[Extracts from a graphics dataset]

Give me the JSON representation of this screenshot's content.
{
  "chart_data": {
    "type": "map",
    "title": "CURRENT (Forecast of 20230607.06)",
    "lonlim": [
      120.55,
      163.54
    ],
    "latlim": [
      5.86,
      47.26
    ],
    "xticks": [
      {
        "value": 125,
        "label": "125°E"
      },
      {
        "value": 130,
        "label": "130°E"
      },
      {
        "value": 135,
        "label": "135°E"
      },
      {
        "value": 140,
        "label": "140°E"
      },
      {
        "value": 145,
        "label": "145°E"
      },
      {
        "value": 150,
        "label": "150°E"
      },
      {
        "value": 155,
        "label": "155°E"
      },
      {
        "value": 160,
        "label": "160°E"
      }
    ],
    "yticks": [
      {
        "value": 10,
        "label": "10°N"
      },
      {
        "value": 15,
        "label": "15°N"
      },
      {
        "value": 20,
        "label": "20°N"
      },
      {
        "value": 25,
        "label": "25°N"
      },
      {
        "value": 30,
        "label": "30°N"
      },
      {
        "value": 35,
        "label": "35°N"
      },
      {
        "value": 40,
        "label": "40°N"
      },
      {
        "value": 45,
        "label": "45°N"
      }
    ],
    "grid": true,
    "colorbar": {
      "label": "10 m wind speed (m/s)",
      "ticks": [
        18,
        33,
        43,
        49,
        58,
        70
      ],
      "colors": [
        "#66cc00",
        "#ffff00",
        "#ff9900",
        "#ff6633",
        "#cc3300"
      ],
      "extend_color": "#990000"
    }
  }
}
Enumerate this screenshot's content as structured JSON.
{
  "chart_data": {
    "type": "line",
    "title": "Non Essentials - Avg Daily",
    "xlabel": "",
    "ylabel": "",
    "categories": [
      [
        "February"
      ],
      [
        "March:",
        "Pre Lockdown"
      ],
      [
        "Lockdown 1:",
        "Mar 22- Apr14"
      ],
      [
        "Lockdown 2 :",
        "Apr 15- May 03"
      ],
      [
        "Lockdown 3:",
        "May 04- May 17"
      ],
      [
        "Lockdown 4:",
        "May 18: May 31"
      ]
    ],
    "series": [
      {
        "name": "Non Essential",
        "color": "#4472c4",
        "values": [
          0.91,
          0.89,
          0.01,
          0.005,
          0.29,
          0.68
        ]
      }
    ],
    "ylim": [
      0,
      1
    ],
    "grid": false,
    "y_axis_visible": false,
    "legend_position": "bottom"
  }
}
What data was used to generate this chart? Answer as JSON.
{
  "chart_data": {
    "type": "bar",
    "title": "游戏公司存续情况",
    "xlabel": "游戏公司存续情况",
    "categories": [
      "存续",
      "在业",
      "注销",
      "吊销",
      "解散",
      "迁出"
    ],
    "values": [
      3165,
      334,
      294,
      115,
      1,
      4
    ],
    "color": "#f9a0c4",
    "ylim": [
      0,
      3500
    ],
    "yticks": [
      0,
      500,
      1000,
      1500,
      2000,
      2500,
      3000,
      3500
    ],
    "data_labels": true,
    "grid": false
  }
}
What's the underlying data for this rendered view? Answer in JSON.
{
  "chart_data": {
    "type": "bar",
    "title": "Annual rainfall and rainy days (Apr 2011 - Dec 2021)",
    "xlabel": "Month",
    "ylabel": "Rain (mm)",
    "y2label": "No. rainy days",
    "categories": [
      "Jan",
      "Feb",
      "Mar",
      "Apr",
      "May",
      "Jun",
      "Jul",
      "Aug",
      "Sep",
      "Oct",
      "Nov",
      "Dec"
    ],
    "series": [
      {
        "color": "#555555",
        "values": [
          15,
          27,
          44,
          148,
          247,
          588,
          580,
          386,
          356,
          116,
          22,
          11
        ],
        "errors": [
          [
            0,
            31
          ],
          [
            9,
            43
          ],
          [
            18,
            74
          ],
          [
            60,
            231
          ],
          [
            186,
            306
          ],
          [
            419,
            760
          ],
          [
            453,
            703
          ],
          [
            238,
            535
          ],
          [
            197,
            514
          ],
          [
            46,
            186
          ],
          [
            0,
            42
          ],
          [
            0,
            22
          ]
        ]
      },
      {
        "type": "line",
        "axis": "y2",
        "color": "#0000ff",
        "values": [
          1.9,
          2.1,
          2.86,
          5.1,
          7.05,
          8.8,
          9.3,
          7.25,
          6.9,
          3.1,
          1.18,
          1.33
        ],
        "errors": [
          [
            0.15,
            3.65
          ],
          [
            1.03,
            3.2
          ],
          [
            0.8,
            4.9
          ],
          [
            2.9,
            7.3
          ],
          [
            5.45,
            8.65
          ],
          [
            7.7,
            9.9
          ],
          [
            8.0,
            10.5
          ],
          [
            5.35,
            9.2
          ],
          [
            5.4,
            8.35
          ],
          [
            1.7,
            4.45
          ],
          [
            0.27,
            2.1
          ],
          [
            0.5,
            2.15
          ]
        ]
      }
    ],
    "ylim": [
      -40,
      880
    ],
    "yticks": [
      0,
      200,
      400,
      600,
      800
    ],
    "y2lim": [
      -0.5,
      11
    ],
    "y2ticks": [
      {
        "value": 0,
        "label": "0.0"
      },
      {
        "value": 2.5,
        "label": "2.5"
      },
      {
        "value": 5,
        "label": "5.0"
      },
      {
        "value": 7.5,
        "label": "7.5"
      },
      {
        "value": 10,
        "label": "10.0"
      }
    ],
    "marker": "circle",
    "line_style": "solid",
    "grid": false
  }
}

_TASK INSTRUCTIONS_
From the first line to the last, retype the data exactly.

_EXERCISE SOLUTION_
Give me the JSON representation of this screenshot's content.
{
  "chart_data": {
    "type": "map",
    "title": "CURRENT (Forecast of 20230607.06)",
    "lonlim": [
      120.55,
      163.54
    ],
    "latlim": [
      5.86,
      47.26
    ],
    "xticks": [
      {
        "value": 125,
        "label": "125°E"
      },
      {
        "value": 130,
        "label": "130°E"
      },
      {
        "value": 135,
        "label": "135°E"
      },
      {
        "value": 140,
        "label": "140°E"
      },
      {
        "value": 145,
        "label": "145°E"
      },
      {
        "value": 150,
        "label": "150°E"
      },
      {
        "value": 155,
        "label": "155°E"
      },
      {
        "value": 160,
        "label": "160°E"
      }
    ],
    "yticks": [
      {
        "value": 10,
        "label": "10°N"
      },
      {
        "value": 15,
        "label": "15°N"
      },
      {
        "value": 20,
        "label": "20°N"
      },
      {
        "value": 25,
        "label": "25°N"
      },
      {
        "value": 30,
        "label": "30°N"
      },
      {
        "value": 35,
        "label": "35°N"
      },
      {
        "value": 40,
        "label": "40°N"
      },
      {
        "value": 45,
        "label": "45°N"
      }
    ],
    "grid": true,
    "colorbar": {
      "label": "10 m wind speed (m/s)",
      "ticks": [
        18,
        33,
        43,
        49,
        58,
        70
      ],
      "colors": [
        "#66cc00",
        "#ffff00",
        "#ff9900",
        "#ff6633",
        "#cc3300"
      ],
      "extend_color": "#990000"
    }
  }
}
Enumerate this screenshot's content as structured JSON.
{
  "chart_data": {
    "type": "line",
    "title": "Non Essentials - Avg Daily",
    "xlabel": "",
    "ylabel": "",
    "categories": [
      [
        "February"
      ],
      [
        "March:",
        "Pre Lockdown"
      ],
      [
        "Lockdown 1:",
        "Mar 22- Apr14"
      ],
      [
        "Lockdown 2 :",
        "Apr 15- May 03"
      ],
      [
        "Lockdown 3:",
        "May 04- May 17"
      ],
      [
        "Lockdown 4:",
        "May 18: May 31"
      ]
    ],
    "series": [
      {
        "name": "Non Essential",
        "color": "#4472c4",
        "values": [
          0.91,
          0.89,
          0.01,
          0.005,
          0.29,
          0.68
        ]
      }
    ],
    "ylim": [
      0,
      1
    ],
    "grid": false,
    "y_axis_visible": false,
    "legend_position": "bottom"
  }
}
What data was used to generate this chart? Answer as JSON.
{
  "chart_data": {
    "type": "bar",
    "title": "游戏公司存续情况",
    "xlabel": "游戏公司存续情况",
    "categories": [
      "存续",
      "在业",
      "注销",
      "吊销",
      "解散",
      "迁出"
    ],
    "values": [
      3165,
      334,
      294,
      115,
      1,
      4
    ],
    "color": "#f9a0c4",
    "ylim": [
      0,
      3500
    ],
    "yticks": [
      0,
      500,
      1000,
      1500,
      2000,
      2500,
      3000,
      3500
    ],
    "data_labels": true,
    "grid": false
  }
}
What's the underlying data for this rendered view? Answer in JSON.
{
  "chart_data": {
    "type": "bar",
    "title": "Annual rainfall and rainy days (Apr 2011 - Dec 2021)",
    "xlabel": "Month",
    "ylabel": "Rain (mm)",
    "y2label": "No. rainy days",
    "categories": [
      "Jan",
      "Feb",
      "Mar",
      "Apr",
      "May",
      "Jun",
      "Jul",
      "Aug",
      "Sep",
      "Oct",
      "Nov",
      "Dec"
    ],
    "series": [
      {
        "color": "#555555",
        "values": [
          15,
          27,
          44,
          148,
          247,
          588,
          580,
          386,
          356,
          116,
          22,
          11
        ],
        "errors": [
          [
            0,
            31
          ],
          [
            9,
            43
          ],
          [
            18,
            74
          ],
          [
            60,
            231
          ],
          [
            186,
            306
          ],
          [
            419,
            760
          ],
          [
            453,
            703
          ],
          [
            238,
            535
          ],
          [
            197,
            514
          ],
          [
            46,
            186
          ],
          [
            0,
            42
          ],
          [
            0,
            22
          ]
        ]
      },
      {
        "type": "line",
        "axis": "y2",
        "color": "#0000ff",
        "values": [
          1.9,
          2.1,
          2.86,
          5.1,
          7.05,
          8.8,
          9.3,
          7.25,
          6.9,
          3.1,
          1.18,
          1.33
        ],
        "errors": [
          [
            0.15,
            3.65
          ],
          [
            1.03,
            3.2
          ],
          [
            0.8,
            4.9
          ],
          [
            2.9,
            7.3
          ],
          [
            5.45,
            8.65
          ],
          [
            7.7,
            9.9
          ],
          [
            8.0,
            10.5
          ],
          [
            5.35,
            9.2
          ],
          [
            5.4,
            8.35
          ],
          [
            1.7,
            4.45
          ],
          [
            0.27,
            2.1
          ],
          [
            0.5,
            2.15
          ]
        ]
      }
    ],
    "ylim": [
      -40,
      880
    ],
    "yticks": [
      0,
      200,
      400,
      600,
      800
    ],
    "y2lim": [
      -0.5,
      11
    ],
    "y2ticks": [
      {
        "value": 0,
        "label": "0.0"
      },
      {
        "value": 2.5,
        "label": "2.5"
      },
      {
        "value": 5,
        "label": "5.0"
      },
      {
        "value": 7.5,
        "label": "7.5"
      },
      {
        "value": 10,
        "label": "10.0"
      }
    ],
    "marker": "circle",
    "line_style": "solid",
    "grid": false
  }
}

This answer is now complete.